## [WORK INSTRUCTION 1]
Answer these questions about the apartment complex passage:
(a) How many units does the proposed complex have?
(b) What zoning designation would the rezoning give the mill property?
(c) Without the variance, within how many feet of the roadway would some buildings have to be built?
## [WORK INSTRUCTION 2]
Reproduce the apartment complex passage word for word between "Without the variance, Evolve" and "the busy roadway.", inclusive.

## [TEXT SECTION]
══════════════════════════════
Evolve Development, the company proposing the 216-unit apartment complex on the spot where the defunct Model Mill and the vacated Mize Farm & Garden Supply stands, is seeking a variance, or exception, from the city’s parking code to allow part of its parking lot to be built between State of Franklin Road and the complex’s buildings.

Without the variance, Evolve would be required to construct some of its five planned buildings in the defined 100-year floodplain within five feet of the busy roadway.

The final step in the approval of the project will potentially take place later this week, when the City Commission is scheduled to consider a rezoning of the mill property from B-2 (central business district) to B-3 (supporting central business district).

The new zoning designation would allow the complex to have residential units on the first floor of the buildings, but also forces the development to abide by a city parking regulation forbidding parking lots built between the building and nearby roadways, unless the BZA grants the variance.
══════════════════════════════
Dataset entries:
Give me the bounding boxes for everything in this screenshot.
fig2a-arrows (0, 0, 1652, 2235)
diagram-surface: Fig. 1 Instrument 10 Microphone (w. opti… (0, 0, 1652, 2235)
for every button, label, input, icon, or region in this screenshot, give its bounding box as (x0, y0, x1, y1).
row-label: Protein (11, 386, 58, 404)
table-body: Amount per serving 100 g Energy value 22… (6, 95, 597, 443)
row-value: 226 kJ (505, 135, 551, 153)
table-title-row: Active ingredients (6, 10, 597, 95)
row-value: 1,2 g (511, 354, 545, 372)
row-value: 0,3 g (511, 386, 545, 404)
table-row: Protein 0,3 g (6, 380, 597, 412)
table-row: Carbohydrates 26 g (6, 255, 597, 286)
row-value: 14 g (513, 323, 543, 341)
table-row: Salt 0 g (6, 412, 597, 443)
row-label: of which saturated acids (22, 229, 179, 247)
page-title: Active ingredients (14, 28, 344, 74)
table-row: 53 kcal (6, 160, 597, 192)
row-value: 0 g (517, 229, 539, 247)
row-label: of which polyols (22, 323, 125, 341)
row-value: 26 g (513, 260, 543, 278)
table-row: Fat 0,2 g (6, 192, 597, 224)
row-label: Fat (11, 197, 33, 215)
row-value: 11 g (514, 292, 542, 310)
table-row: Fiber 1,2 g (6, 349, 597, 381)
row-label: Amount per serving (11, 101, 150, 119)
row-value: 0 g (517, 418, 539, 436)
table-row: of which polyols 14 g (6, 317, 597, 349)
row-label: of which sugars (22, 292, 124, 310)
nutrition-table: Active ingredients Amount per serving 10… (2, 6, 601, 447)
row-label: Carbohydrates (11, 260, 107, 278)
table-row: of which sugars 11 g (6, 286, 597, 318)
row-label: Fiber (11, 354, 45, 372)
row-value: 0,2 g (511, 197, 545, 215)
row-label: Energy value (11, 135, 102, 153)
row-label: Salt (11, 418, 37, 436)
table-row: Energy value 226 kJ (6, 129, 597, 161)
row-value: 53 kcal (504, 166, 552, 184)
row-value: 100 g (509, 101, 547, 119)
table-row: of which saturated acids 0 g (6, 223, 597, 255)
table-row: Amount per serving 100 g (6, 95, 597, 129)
══════════════════════════════
## [RESPONSE 1]
(a) 216
(b) B-3 (supporting central business district)
(c) Five feet

## [RESPONSE 2]
Without the variance, Evolve would be required to construct some of its five planned buildings in the defined 100-year floodplain within five feet of the busy roadway.